___ Extracted information
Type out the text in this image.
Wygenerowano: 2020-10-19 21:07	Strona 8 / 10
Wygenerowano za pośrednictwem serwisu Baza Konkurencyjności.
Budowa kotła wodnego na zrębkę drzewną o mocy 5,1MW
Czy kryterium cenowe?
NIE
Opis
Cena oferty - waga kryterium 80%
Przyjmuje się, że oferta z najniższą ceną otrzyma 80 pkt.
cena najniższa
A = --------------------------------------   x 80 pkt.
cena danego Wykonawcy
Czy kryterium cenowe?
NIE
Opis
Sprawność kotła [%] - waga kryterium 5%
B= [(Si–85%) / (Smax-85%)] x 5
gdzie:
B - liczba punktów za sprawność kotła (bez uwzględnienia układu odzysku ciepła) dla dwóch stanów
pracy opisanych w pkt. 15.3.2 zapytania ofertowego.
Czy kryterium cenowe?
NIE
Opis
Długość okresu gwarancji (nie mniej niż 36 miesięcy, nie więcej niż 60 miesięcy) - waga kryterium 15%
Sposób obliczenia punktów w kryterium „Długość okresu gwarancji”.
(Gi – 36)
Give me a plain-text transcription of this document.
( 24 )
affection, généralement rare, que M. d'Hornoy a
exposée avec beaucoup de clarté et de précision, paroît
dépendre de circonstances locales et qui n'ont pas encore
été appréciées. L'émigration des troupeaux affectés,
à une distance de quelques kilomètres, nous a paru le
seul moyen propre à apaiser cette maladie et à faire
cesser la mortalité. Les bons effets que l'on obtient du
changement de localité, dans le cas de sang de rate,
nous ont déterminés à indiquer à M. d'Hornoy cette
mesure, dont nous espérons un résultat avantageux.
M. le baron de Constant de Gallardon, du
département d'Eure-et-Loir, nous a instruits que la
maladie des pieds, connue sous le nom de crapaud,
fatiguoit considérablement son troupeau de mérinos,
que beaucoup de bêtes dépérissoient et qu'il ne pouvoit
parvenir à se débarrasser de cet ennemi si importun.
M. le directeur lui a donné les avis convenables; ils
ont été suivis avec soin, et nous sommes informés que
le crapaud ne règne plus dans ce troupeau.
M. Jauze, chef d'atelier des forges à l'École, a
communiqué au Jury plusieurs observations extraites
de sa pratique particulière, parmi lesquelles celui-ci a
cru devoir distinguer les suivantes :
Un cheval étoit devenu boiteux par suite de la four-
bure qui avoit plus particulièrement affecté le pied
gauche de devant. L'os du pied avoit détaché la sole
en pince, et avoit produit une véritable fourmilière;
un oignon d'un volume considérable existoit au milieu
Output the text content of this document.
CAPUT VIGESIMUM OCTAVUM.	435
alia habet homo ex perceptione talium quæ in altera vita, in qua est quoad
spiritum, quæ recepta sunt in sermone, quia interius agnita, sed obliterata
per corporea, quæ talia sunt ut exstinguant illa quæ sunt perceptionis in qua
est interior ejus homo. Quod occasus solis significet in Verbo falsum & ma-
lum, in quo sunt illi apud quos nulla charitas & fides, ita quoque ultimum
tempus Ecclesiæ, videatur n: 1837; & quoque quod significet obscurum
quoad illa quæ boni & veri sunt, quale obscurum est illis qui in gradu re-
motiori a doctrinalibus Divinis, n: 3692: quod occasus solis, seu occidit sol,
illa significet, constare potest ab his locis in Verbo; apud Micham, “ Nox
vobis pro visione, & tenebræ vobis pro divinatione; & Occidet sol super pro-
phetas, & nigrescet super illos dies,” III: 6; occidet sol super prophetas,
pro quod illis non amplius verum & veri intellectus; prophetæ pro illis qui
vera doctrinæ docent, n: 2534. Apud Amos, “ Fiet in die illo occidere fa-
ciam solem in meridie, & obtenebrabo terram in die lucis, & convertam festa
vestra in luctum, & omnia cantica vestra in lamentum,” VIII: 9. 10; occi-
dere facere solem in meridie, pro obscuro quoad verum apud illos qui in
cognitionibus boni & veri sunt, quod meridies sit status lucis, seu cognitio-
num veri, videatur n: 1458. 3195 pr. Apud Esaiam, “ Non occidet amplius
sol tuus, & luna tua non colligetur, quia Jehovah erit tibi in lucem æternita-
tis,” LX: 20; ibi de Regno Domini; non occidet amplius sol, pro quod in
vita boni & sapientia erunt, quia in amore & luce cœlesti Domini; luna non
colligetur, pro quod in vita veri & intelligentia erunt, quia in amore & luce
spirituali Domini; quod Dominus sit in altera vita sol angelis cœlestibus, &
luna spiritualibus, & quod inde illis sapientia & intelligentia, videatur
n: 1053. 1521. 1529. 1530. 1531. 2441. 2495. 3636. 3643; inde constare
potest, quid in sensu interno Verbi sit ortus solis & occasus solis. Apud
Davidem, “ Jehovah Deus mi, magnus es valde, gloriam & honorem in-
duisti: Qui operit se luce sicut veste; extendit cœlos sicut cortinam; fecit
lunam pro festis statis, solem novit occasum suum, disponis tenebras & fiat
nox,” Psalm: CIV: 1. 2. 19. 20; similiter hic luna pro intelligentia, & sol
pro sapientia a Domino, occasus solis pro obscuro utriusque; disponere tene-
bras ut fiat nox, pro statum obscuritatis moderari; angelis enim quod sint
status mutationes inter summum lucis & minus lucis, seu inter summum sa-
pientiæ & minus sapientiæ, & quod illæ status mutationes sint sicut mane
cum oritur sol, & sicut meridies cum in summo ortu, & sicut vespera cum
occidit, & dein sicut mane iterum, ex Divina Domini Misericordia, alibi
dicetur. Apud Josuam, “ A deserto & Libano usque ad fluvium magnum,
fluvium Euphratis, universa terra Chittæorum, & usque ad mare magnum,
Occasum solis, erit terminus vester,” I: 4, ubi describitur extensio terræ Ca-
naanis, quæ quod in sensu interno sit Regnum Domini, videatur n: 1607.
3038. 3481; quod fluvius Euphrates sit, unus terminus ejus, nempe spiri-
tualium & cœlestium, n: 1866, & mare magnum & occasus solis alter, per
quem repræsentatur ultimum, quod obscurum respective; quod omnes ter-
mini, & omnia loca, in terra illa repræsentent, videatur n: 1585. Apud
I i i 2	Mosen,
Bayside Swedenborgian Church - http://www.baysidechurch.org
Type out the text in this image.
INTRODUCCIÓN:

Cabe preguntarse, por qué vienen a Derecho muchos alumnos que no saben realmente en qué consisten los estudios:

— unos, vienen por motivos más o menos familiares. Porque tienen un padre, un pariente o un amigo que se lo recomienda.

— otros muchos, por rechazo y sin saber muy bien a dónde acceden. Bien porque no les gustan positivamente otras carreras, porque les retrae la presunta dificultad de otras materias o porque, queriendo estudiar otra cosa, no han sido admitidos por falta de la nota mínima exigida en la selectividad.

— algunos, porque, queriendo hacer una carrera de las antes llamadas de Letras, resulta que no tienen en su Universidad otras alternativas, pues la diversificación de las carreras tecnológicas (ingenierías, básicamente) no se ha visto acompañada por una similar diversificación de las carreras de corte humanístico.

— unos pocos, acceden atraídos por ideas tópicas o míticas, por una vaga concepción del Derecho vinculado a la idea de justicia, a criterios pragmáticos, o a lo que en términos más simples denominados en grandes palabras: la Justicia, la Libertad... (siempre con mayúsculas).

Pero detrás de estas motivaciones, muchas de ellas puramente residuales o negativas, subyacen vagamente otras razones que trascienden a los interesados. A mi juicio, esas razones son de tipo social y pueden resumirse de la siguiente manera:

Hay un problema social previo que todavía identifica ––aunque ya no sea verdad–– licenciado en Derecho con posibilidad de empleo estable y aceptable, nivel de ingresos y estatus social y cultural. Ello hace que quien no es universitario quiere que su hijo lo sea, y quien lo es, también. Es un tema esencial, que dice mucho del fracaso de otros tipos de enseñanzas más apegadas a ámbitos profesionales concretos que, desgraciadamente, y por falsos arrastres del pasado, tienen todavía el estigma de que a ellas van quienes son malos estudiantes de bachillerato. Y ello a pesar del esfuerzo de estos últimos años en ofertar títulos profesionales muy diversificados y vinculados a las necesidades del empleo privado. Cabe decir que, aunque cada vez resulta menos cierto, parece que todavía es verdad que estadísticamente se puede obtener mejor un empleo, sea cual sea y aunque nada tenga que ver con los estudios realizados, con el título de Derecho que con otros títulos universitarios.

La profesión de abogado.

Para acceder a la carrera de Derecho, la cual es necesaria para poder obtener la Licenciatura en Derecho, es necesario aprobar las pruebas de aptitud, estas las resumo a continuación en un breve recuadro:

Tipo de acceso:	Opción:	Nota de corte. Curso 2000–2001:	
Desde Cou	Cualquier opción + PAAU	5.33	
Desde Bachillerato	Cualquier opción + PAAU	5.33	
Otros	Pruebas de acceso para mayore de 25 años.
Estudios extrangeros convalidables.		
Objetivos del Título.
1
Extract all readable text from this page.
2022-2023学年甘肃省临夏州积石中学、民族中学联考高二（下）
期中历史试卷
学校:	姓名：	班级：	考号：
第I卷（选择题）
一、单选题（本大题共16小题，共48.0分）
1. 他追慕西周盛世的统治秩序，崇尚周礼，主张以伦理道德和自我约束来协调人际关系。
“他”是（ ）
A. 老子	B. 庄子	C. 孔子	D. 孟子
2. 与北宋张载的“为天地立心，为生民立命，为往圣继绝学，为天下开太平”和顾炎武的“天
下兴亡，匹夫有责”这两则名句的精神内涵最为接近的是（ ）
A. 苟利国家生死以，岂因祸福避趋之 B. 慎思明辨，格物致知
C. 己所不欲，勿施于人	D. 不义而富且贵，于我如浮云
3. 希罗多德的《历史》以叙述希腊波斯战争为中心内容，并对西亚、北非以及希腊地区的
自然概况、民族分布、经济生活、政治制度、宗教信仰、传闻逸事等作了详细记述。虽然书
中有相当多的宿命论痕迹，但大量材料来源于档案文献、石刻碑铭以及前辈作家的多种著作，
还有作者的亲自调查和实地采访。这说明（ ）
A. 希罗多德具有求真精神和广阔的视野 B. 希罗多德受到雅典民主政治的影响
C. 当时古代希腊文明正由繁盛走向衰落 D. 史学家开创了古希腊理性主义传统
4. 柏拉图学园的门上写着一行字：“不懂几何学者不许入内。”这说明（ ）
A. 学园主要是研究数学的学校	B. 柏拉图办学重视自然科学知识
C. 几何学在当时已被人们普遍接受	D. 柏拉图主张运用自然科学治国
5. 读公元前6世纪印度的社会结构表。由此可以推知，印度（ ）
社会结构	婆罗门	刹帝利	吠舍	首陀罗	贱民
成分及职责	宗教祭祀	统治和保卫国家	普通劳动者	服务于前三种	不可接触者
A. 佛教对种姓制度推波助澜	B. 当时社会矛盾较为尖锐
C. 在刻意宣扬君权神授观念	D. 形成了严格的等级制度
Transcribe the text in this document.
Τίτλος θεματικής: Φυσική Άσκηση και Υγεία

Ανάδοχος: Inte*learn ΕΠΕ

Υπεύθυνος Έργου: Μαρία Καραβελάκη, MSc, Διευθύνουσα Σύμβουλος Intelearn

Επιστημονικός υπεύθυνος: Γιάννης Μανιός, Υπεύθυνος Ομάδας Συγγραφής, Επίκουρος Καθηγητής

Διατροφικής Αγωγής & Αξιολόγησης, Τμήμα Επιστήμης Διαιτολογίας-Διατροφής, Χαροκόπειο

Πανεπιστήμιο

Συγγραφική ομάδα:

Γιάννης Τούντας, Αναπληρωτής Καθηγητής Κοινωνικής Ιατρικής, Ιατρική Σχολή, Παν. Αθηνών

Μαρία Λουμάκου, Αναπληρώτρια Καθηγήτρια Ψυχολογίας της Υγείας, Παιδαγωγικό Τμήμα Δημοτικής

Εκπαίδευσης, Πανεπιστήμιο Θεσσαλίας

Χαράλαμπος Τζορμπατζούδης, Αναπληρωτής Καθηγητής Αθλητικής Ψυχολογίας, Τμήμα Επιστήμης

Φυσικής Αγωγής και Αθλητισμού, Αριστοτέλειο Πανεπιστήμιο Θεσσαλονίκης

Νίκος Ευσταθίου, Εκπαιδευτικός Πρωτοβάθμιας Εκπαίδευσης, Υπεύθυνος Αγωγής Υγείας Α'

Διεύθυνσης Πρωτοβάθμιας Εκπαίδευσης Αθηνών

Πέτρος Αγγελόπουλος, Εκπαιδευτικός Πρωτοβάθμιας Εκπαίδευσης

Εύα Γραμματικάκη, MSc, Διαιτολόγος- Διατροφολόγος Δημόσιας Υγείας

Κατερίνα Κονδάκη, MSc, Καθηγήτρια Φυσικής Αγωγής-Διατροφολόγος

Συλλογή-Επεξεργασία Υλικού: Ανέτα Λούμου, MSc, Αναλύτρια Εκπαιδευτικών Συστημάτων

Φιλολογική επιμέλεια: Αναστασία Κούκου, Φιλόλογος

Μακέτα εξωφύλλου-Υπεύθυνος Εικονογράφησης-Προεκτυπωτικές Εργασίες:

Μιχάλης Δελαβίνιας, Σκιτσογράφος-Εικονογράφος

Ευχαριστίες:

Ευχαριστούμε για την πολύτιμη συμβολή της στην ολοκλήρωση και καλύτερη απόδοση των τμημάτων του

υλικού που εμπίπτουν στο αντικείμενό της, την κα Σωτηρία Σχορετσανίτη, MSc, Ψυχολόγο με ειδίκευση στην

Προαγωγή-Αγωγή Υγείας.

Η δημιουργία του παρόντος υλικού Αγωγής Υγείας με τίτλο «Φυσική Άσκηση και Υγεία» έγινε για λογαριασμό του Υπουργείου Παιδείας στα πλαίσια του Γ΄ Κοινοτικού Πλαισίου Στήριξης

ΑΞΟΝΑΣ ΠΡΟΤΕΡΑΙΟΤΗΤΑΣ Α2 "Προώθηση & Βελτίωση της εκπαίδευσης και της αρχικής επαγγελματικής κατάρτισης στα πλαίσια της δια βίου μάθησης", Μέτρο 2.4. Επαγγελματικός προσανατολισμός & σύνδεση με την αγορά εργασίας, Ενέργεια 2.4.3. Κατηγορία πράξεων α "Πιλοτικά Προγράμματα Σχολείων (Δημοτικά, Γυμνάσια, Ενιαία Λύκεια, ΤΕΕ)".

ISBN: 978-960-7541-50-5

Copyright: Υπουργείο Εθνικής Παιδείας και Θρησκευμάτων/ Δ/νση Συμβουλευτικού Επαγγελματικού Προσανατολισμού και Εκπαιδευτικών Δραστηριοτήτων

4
______
Exercise prompt
Only the number is wanted: how many lines in the entries above contain the word "sicut"?

Completed exercise
4